» EXERCISE: Would you write out the listing verbatim and skip every picture in it?

» RECORD SET:
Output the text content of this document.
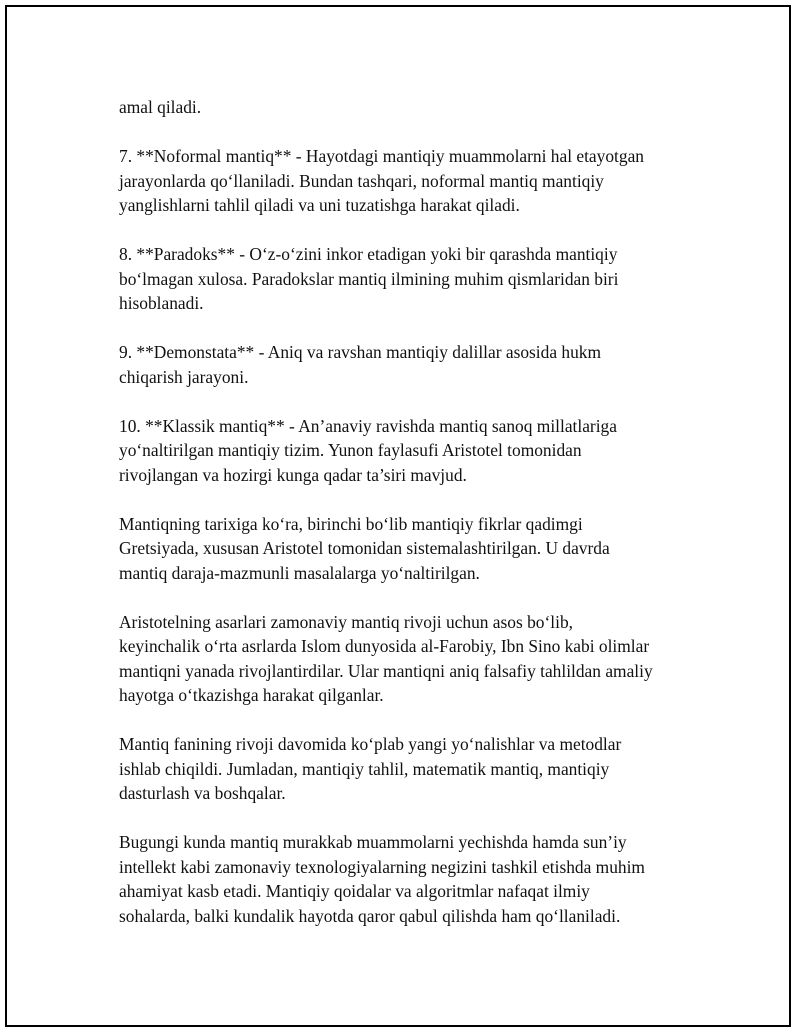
amal qiladi.

7. **Noformal mantiq** - Hayotdagi mantiqiy muammolarni hal etayotgan
jarayonlarda qo‘llaniladi. Bundan tashqari, noformal mantiq mantiqiy
yanglishlarni tahlil qiladi va uni tuzatishga harakat qiladi.

8. **Paradoks** - O‘z-o‘zini inkor etadigan yoki bir qarashda mantiqiy
bo‘lmagan xulosa. Paradokslar mantiq ilmining muhim qismlaridan biri
hisoblanadi.

9. **Demonstata** - Aniq va ravshan mantiqiy dalillar asosida hukm
chiqarish jarayoni.

10. **Klassik mantiq** - An’anaviy ravishda mantiq sanoq millatlariga
yo‘naltirilgan mantiqiy tizim. Yunon faylasufi Aristotel tomonidan
rivojlangan va hozirgi kunga qadar ta’siri mavjud.

Mantiqning tarixiga ko‘ra, birinchi bo‘lib mantiqiy fikrlar qadimgi
Gretsiyada, xususan Aristotel tomonidan sistemalashtirilgan. U davrda
mantiq daraja-mazmunli masalalarga yo‘naltirilgan.

Aristotelning asarlari zamonaviy mantiq rivoji uchun asos bo‘lib,
keyinchalik o‘rta asrlarda Islom dunyosida al-Farobiy, Ibn Sino kabi olimlar
mantiqni yanada rivojlantirdilar. Ular mantiqni aniq falsafiy tahlildan amaliy
hayotga o‘tkazishga harakat qilganlar.

Mantiq fanining rivoji davomida ko‘plab yangi yo‘nalishlar va metodlar
ishlab chiqildi. Jumladan, mantiqiy tahlil, matematik mantiq, mantiqiy
dasturlash va boshqalar.

Bugungi kunda mantiq murakkab muammolarni yechishda hamda sun’iy
intellekt kabi zamonaviy texnologiyalarning negizini tashkil etishda muhim
ahamiyat kasb etadi. Mantiqiy qoidalar va algoritmlar nafaqat ilmiy
sohalarda, balki kundalik hayotda qaror qabul qilishda ham qo‘llaniladi.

» TASK RESPONSE:
Output the text content of this document.
amal qiladi.

7. **Noformal mantiq** - Hayotdagi mantiqiy muammolarni hal etayotgan
jarayonlarda qo‘llaniladi. Bundan tashqari, noformal mantiq mantiqiy
yanglishlarni tahlil qiladi va uni tuzatishga harakat qiladi.

8. **Paradoks** - O‘z-o‘zini inkor etadigan yoki bir qarashda mantiqiy
bo‘lmagan xulosa. Paradokslar mantiq ilmining muhim qismlaridan biri
hisoblanadi.

9. **Demonstata** - Aniq va ravshan mantiqiy dalillar asosida hukm
chiqarish jarayoni.

10. **Klassik mantiq** - An’anaviy ravishda mantiq sanoq millatlariga
yo‘naltirilgan mantiqiy tizim. Yunon faylasufi Aristotel tomonidan
rivojlangan va hozirgi kunga qadar ta’siri mavjud.

Mantiqning tarixiga ko‘ra, birinchi bo‘lib mantiqiy fikrlar qadimgi
Gretsiyada, xususan Aristotel tomonidan sistemalashtirilgan. U davrda
mantiq daraja-mazmunli masalalarga yo‘naltirilgan.

Aristotelning asarlari zamonaviy mantiq rivoji uchun asos bo‘lib,
keyinchalik o‘rta asrlarda Islom dunyosida al-Farobiy, Ibn Sino kabi olimlar
mantiqni yanada rivojlantirdilar. Ular mantiqni aniq falsafiy tahlildan amaliy
hayotga o‘tkazishga harakat qilganlar.

Mantiq fanining rivoji davomida ko‘plab yangi yo‘nalishlar va metodlar
ishlab chiqildi. Jumladan, mantiqiy tahlil, matematik mantiq, mantiqiy
dasturlash va boshqalar.

Bugungi kunda mantiq murakkab muammolarni yechishda hamda sun’iy
intellekt kabi zamonaviy texnologiyalarning negizini tashkil etishda muhim
ahamiyat kasb etadi. Mantiqiy qoidalar va algoritmlar nafaqat ilmiy
sohalarda, balki kundalik hayotda qaror qabul qilishda ham qo‘llaniladi.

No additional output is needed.